:: MATERIAL SHOWN ::
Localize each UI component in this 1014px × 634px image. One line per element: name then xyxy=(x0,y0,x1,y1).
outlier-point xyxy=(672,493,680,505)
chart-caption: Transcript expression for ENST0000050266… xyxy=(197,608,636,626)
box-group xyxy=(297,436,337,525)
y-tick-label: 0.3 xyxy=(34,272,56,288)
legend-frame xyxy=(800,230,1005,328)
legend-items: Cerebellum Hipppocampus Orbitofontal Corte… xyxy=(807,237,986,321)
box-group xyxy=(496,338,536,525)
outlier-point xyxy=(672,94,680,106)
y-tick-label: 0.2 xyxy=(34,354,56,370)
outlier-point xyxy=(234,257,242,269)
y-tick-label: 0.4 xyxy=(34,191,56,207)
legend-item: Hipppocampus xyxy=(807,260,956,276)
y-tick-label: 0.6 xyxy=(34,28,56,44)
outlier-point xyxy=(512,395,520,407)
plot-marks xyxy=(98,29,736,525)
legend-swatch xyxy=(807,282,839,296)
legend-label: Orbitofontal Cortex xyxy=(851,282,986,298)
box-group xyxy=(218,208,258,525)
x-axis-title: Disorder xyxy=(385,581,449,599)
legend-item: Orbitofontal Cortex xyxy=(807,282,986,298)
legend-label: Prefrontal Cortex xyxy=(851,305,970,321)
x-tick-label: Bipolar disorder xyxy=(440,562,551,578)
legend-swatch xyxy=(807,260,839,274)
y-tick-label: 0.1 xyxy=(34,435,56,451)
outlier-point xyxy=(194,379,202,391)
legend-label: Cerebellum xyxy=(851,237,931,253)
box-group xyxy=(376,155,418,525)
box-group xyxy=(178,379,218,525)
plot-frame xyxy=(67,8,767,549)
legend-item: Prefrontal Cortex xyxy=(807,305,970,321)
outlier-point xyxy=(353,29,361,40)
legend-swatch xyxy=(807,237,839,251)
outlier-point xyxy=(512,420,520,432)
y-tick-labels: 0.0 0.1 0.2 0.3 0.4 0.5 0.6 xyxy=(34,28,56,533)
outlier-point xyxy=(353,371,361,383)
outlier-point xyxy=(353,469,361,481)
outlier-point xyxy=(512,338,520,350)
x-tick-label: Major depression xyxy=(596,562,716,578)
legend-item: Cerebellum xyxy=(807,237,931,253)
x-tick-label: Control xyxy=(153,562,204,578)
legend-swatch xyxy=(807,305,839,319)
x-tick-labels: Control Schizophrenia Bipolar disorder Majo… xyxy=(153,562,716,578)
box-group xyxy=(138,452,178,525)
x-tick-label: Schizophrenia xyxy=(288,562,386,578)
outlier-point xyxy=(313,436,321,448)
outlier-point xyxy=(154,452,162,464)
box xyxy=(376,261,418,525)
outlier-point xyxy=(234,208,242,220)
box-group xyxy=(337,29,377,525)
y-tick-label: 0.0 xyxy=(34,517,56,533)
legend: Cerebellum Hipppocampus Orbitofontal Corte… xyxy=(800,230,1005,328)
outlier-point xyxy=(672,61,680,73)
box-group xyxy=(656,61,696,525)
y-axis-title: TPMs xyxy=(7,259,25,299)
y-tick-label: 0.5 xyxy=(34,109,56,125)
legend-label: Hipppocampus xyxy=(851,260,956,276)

:: INSTRUCTION ::
Quote the material word for word from its start through the line containing "y-tick-label: 0.2 xyxy=(34,354,56,370)", including that line.

:: PROBLEM SOLUTION ::
Localize each UI component in this 1014px × 634px image. One line per element: name then xyxy=(x0,y0,x1,y1).
outlier-point xyxy=(672,493,680,505)
chart-caption: Transcript expression for ENST0000050266… xyxy=(197,608,636,626)
box-group xyxy=(297,436,337,525)
y-tick-label: 0.3 xyxy=(34,272,56,288)
legend-frame xyxy=(800,230,1005,328)
legend-items: Cerebellum Hipppocampus Orbitofontal Corte… xyxy=(807,237,986,321)
box-group xyxy=(496,338,536,525)
outlier-point xyxy=(672,94,680,106)
y-tick-label: 0.2 xyxy=(34,354,56,370)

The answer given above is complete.